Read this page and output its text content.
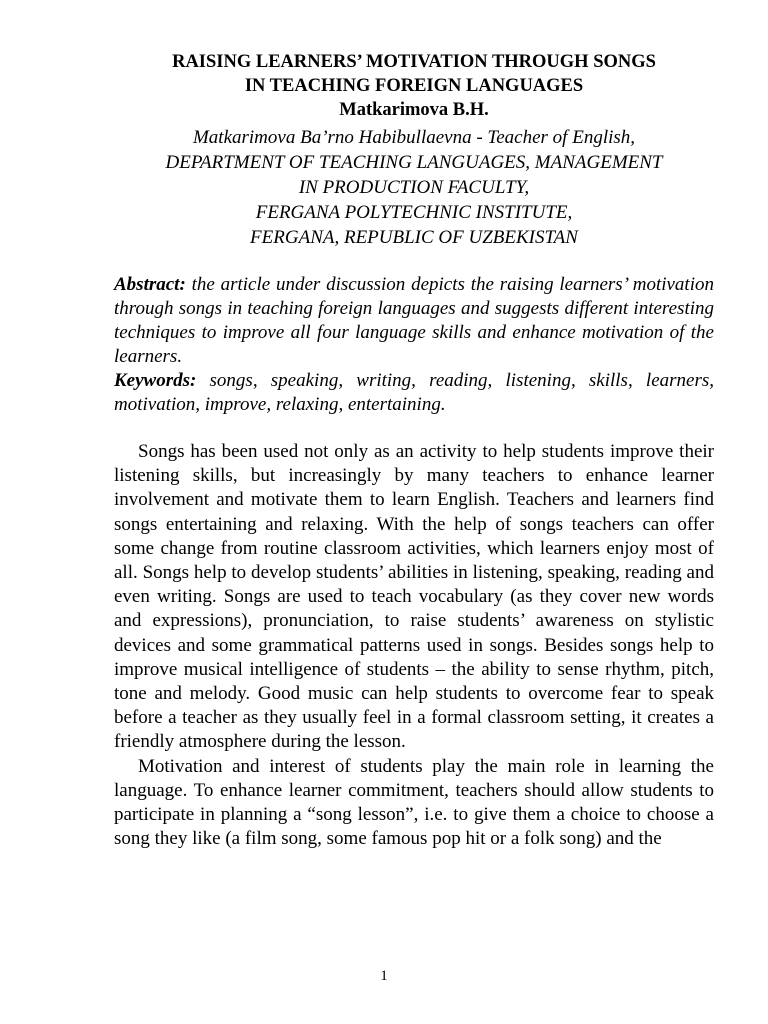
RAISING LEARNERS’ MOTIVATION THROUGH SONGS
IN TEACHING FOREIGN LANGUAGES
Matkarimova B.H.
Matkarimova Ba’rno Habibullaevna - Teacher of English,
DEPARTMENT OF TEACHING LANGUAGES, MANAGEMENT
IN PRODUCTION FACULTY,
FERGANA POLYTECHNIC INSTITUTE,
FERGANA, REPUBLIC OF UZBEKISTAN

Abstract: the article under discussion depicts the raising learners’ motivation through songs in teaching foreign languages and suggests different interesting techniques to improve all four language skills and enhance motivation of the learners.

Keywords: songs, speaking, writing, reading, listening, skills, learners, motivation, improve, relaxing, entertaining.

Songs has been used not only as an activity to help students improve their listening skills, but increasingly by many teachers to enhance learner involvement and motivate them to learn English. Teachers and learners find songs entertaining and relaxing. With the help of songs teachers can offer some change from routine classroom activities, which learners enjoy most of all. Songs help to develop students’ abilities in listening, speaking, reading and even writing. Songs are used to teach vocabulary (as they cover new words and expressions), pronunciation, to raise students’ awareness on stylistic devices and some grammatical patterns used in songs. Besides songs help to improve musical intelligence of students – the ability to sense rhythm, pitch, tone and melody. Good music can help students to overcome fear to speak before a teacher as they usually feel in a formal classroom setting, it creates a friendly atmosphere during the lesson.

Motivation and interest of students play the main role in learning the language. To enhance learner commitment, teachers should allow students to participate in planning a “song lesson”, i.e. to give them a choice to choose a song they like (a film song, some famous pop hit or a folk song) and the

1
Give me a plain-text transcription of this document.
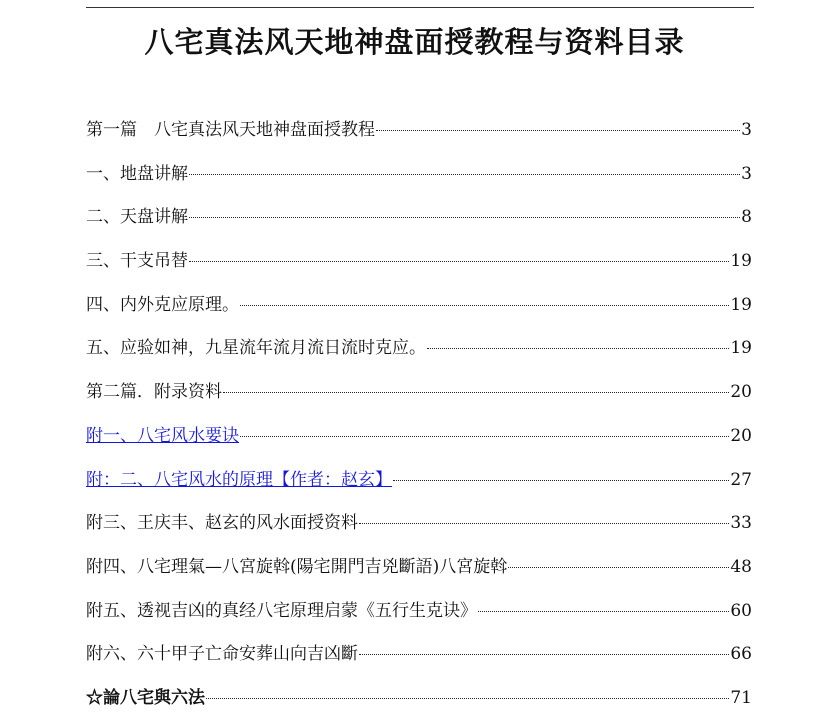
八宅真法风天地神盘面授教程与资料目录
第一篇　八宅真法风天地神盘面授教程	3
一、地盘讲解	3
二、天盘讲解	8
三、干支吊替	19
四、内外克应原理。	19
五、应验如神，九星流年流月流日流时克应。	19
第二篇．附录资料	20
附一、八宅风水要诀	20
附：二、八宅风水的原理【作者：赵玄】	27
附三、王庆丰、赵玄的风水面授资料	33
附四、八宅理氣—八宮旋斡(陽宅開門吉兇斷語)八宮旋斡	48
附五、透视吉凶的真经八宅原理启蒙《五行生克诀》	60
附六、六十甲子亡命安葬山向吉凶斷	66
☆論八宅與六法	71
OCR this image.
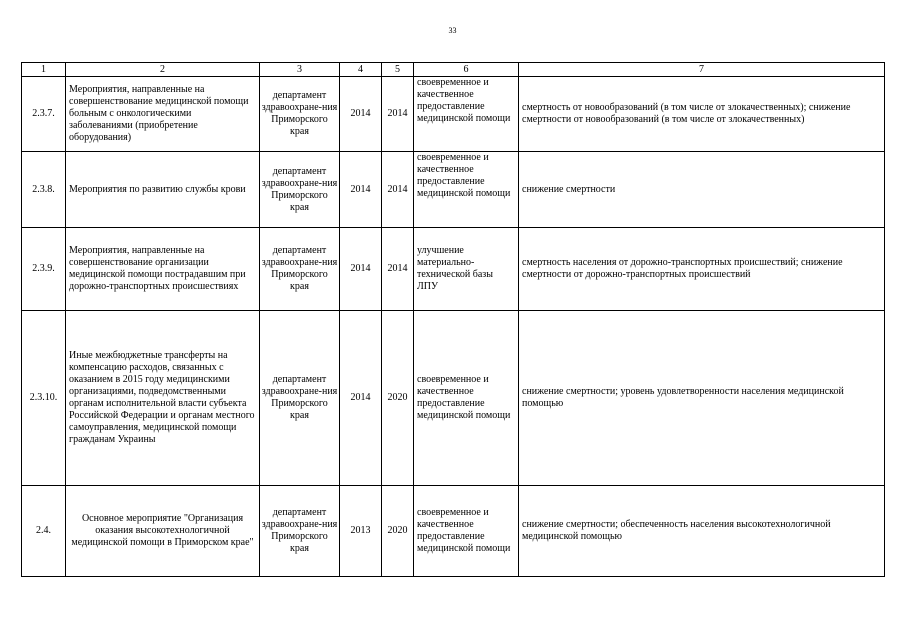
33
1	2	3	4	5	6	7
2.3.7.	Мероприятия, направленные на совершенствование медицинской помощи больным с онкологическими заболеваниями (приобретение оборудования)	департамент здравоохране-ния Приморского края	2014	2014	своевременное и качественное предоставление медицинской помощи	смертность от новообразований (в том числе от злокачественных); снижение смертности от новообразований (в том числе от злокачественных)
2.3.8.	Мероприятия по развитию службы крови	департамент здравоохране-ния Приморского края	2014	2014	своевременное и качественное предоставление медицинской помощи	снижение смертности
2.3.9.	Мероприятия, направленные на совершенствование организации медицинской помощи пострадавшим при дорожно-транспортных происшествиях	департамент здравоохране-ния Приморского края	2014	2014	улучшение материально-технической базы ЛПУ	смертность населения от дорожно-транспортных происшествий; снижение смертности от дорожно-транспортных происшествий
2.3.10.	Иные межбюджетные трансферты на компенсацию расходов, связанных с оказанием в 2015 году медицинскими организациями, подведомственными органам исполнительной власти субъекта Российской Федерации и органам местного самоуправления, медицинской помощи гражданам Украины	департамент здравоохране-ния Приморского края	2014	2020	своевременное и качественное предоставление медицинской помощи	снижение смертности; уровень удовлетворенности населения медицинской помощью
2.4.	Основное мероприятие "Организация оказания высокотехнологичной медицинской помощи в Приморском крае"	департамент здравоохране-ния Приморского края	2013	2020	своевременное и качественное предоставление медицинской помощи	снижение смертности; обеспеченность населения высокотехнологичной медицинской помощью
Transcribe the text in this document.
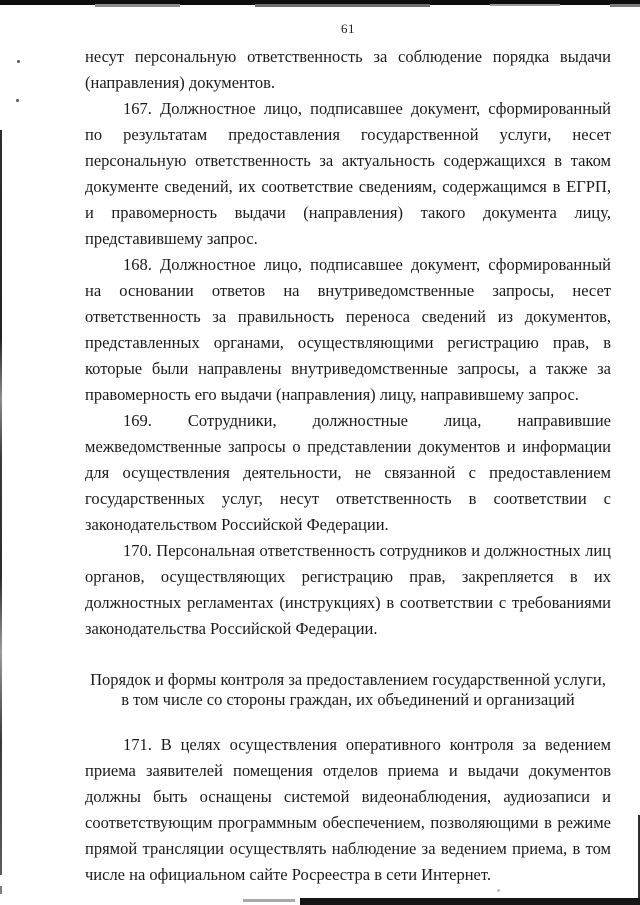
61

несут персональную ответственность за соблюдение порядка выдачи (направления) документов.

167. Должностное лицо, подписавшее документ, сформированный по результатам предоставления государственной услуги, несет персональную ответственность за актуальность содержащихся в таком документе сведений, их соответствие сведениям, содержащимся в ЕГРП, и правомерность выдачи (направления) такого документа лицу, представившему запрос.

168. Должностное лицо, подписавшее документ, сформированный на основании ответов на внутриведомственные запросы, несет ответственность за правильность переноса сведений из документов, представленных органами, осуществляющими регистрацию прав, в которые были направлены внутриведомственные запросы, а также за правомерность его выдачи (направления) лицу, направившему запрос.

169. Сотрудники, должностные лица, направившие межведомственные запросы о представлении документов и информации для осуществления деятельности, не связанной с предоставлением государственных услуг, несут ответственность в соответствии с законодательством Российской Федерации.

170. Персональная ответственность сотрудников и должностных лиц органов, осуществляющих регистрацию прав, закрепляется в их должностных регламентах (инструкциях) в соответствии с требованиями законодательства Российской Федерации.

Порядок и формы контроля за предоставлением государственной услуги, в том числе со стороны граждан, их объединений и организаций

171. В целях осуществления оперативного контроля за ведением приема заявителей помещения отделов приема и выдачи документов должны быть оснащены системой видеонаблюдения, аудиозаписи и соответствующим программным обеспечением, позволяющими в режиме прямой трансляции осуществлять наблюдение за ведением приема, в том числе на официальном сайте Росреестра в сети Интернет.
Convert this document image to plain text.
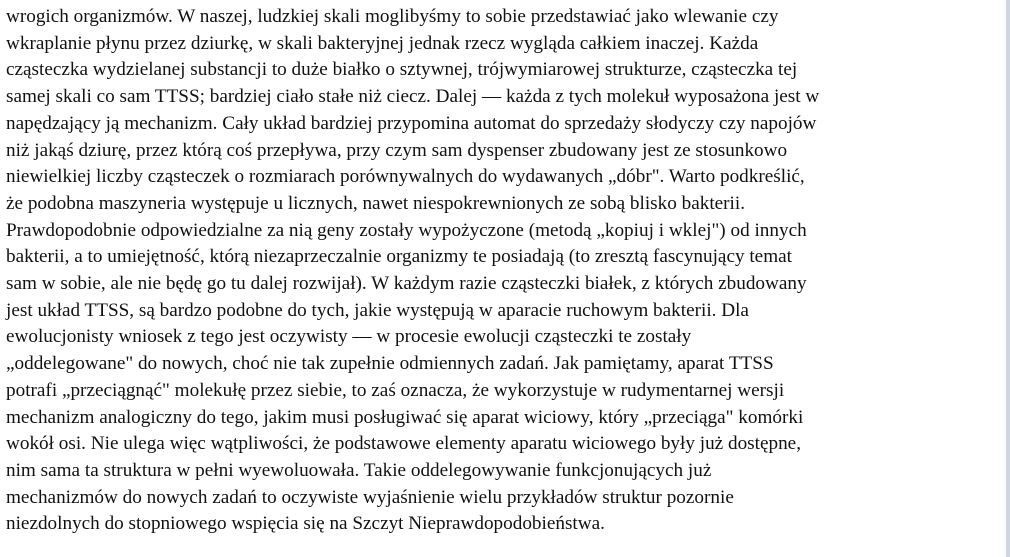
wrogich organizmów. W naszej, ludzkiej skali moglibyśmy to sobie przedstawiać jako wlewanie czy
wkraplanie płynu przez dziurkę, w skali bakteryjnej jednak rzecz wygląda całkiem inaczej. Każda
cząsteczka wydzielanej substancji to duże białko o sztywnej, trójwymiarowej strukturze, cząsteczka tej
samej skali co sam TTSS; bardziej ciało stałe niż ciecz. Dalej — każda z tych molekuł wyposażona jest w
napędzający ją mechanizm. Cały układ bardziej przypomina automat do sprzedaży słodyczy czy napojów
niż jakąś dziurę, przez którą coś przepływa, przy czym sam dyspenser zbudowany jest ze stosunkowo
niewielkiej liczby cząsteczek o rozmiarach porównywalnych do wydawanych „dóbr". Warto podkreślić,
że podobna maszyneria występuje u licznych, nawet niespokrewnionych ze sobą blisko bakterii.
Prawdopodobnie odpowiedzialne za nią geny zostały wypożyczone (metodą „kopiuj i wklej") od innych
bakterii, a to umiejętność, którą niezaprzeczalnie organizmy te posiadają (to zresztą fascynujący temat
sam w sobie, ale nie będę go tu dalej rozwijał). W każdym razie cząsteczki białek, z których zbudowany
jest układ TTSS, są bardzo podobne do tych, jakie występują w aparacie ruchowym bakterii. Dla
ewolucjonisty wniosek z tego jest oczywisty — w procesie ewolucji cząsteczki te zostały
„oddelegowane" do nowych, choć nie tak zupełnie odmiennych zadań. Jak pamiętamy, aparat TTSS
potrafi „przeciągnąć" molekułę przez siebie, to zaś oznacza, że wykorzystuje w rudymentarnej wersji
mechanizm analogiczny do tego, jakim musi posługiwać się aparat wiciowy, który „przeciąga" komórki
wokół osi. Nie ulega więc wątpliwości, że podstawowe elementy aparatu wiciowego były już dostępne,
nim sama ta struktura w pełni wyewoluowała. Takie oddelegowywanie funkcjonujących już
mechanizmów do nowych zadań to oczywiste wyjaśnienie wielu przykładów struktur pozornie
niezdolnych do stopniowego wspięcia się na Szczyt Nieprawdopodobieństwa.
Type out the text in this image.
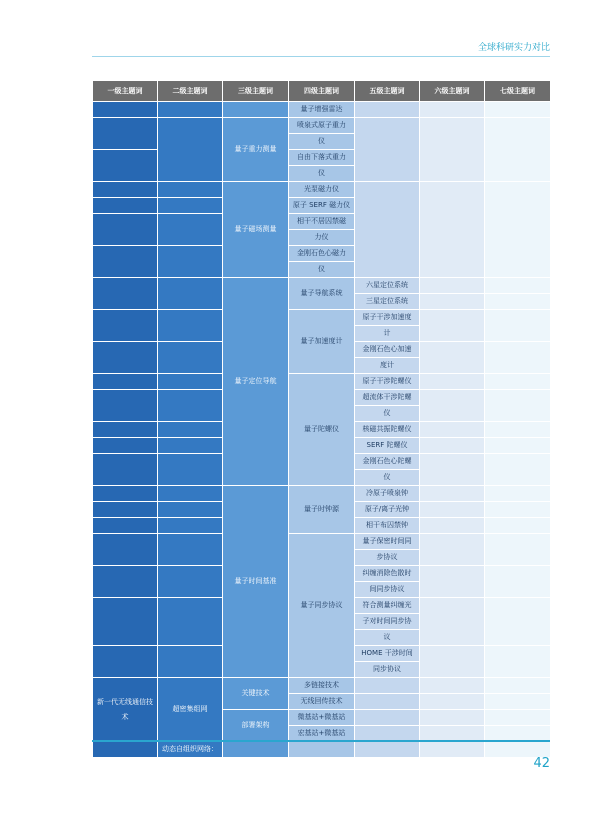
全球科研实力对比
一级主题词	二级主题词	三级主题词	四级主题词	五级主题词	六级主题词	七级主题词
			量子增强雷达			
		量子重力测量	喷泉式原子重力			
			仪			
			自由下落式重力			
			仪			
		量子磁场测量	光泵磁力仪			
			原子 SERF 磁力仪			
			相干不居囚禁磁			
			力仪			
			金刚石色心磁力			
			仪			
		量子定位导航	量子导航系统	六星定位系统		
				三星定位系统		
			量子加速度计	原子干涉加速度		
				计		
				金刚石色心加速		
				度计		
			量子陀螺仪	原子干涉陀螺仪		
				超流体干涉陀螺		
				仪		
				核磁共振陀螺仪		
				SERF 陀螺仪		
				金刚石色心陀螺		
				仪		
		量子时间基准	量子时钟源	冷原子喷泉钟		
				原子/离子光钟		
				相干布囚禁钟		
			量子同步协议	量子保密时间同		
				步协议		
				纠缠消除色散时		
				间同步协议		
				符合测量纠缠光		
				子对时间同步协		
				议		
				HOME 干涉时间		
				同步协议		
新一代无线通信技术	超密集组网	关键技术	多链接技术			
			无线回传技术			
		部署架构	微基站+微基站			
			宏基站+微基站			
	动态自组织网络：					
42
.....
Copy each line in the data that holds the word "несут".

◆ Response below:
несут персональную ответственность за соблюдение порядка выдачи (направления) документов.
169. Сотрудники, должностные лица, направившие межведомственные запросы о представлении документов и информации для осуществления деятельности, не связанной с предоставлением государственных услуг, несут ответственность в соответствии с законодательством Российской Федерации.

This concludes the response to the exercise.